• [SHORT EXERCISE]
The lines to extract begin at the line that contains "Read all visible content and emit it as JSON." and run through the last line of the listing; reproduce them exactly, minus any pictures.

::::

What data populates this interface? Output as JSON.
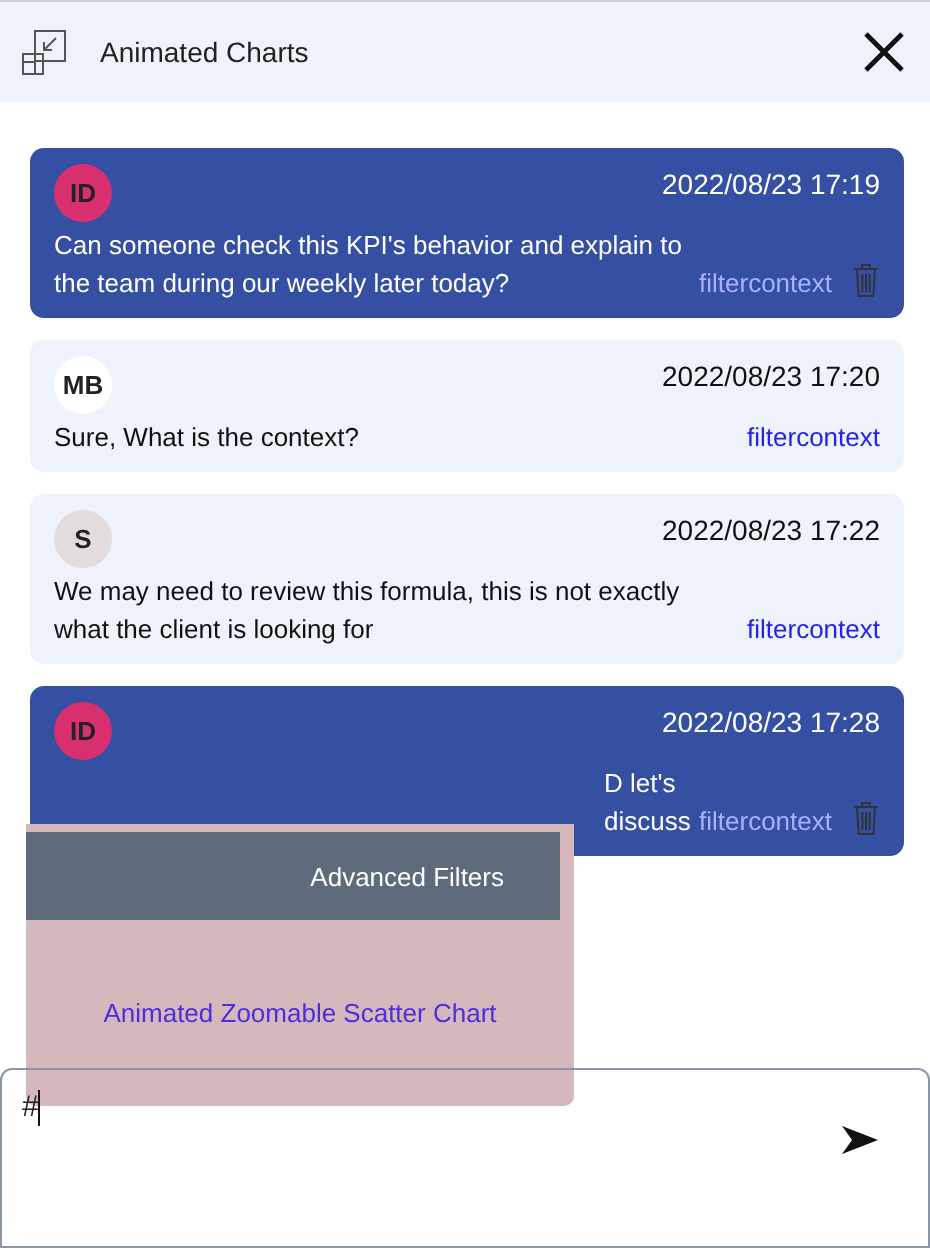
{
  "window": {
    "title": "Animated Charts"
  },
  "messages": [
    {
      "kind": "own",
      "initials": "ID",
      "color": "#d8306f",
      "time": "2022/08/23 17:19",
      "text": "Can someone check this KPI's behavior and explain to the team during our weekly later today?",
      "link": "filtercontext",
      "deletable": true,
      "covered": false
    },
    {
      "kind": "other",
      "initials": "MB",
      "color": "#ffffff",
      "time": "2022/08/23 17:20",
      "text": "Sure, What is the context?",
      "link": "filtercontext",
      "deletable": false,
      "covered": false
    },
    {
      "kind": "other",
      "initials": "S",
      "color": "#e3dcdc",
      "time": "2022/08/23 17:22",
      "text": " We may need to review this formula, this is not exactly what the client is looking for",
      "link": "filtercontext",
      "deletable": false,
      "covered": false
    },
    {
      "kind": "own",
      "initials": "ID",
      "color": "#d8306f",
      "time": "2022/08/23 17:28",
      "text": "D let's discuss",
      "link": "filtercontext",
      "deletable": true,
      "covered": true
    }
  ],
  "mention_menu": {
    "items": [
      {
        "label": "Advanced Filters",
        "selected": true
      },
      {
        "label": "Animated Zoomable Scatter Chart",
        "selected": false
      }
    ]
  },
  "composer": {
    "value": "#"
  }
}
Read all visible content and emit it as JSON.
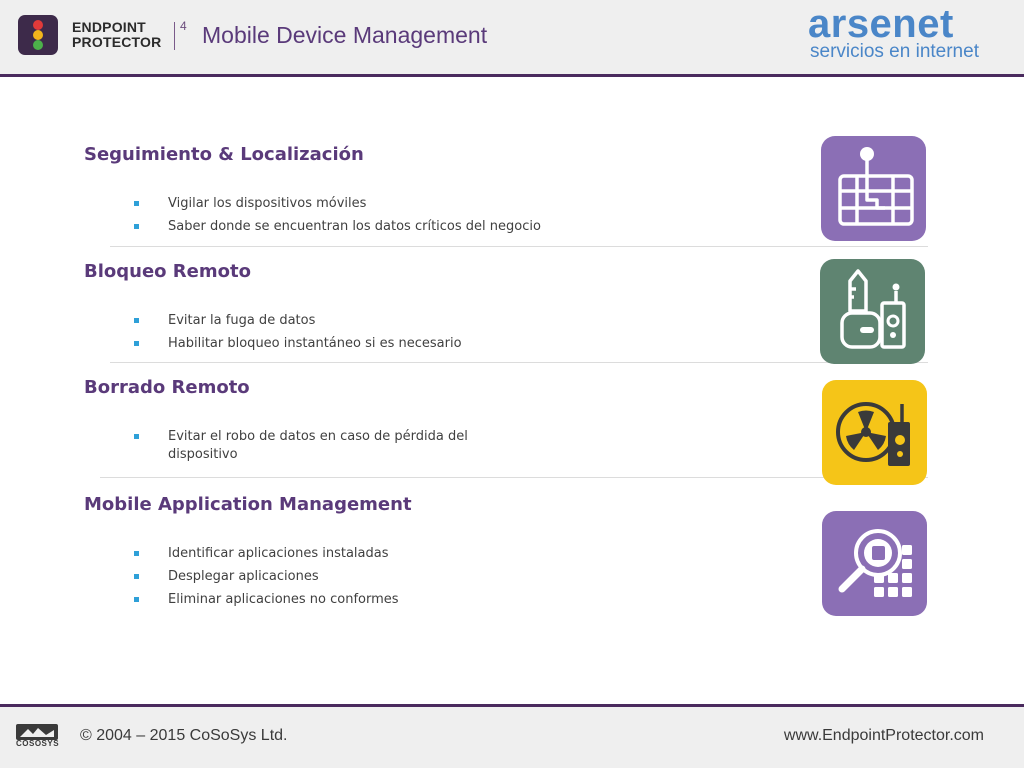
{
  "header": {
    "brand_line1": "ENDPOINT",
    "brand_line2": "PROTECTOR",
    "version": "4",
    "title": "Mobile Device Management",
    "partner_name": "arsenet",
    "partner_tagline": "servicios en internet"
  },
  "sections": [
    {
      "title": "Seguimiento & Localización",
      "icon": "map-pin-icon",
      "tile_color": "#8b6fb5",
      "bullets": [
        "Vigilar los dispositivos móviles",
        "Saber donde se encuentran los datos críticos del negocio"
      ]
    },
    {
      "title": "Bloqueo Remoto",
      "icon": "key-lock-remote-icon",
      "tile_color": "#5f8471",
      "bullets": [
        "Evitar la fuga de datos",
        "Habilitar bloqueo instantáneo si es necesario"
      ]
    },
    {
      "title": "Borrado Remoto",
      "icon": "radiation-remote-icon",
      "tile_color": "#f5c518",
      "bullets": [
        "Evitar el robo de datos en caso de pérdida del",
        "dispositivo"
      ]
    },
    {
      "title": "Mobile Application Management",
      "icon": "app-search-icon",
      "tile_color": "#8b6fb5",
      "bullets": [
        "Identificar aplicaciones instaladas",
        "Desplegar aplicaciones",
        "Eliminar aplicaciones no conformes"
      ]
    }
  ],
  "footer": {
    "logo_text": "COSOSYS",
    "copyright": "© 2004 – 2015 CoSoSys Ltd.",
    "website": "www.EndpointProtector.com"
  },
  "colors": {
    "accent_purple": "#5a3a7a",
    "bullet_blue": "#2ea0d8",
    "partner_blue": "#4a86c8"
  }
}
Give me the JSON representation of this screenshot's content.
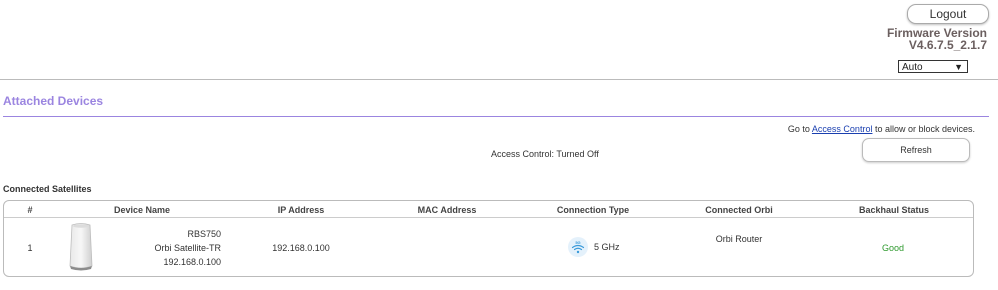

::::

• [THE OUTPUT]
Read all visible content and emit it as JSON.
{
  "header": {
    "brand_line1": "ENDPOINT",
    "brand_line2": "PROTECTOR",
    "version": "4",
    "title": "Mobile Device Management",
    "partner_name": "arsenet",
    "partner_tagline": "servicios en internet"
  },
  "sections": [
    {
      "title": "Seguimiento & Localización",
      "icon": "map-pin-icon",
      "tile_color": "#8b6fb5",
      "bullets": [
        "Vigilar los dispositivos móviles",
        "Saber donde se encuentran los datos críticos del negocio"
      ]
    },
    {
      "title": "Bloqueo Remoto",
      "icon": "key-lock-remote-icon",
      "tile_color": "#5f8471",
      "bullets": [
        "Evitar la fuga de datos",
        "Habilitar bloqueo instantáneo si es necesario"
      ]
    },
    {
      "title": "Borrado Remoto",
      "icon": "radiation-remote-icon",
      "tile_color": "#f5c518",
      "bullets": [
        "Evitar el robo de datos en caso de pérdida del",
        "dispositivo"
      ]
    },
    {
      "title": "Mobile Application Management",
      "icon": "app-search-icon",
      "tile_color": "#8b6fb5",
      "bullets": [
        "Identificar aplicaciones instaladas",
        "Desplegar aplicaciones",
        "Eliminar aplicaciones no conformes"
      ]
    }
  ],
  "footer": {
    "logo_text": "COSOSYS",
    "copyright": "© 2004 – 2015 CoSoSys Ltd.",
    "website": "www.EndpointProtector.com"
  },
  "colors": {
    "accent_purple": "#5a3a7a",
    "bullet_blue": "#2ea0d8",
    "partner_blue": "#4a86c8"
  }
}
Give me the JSON representation of this screenshot's content.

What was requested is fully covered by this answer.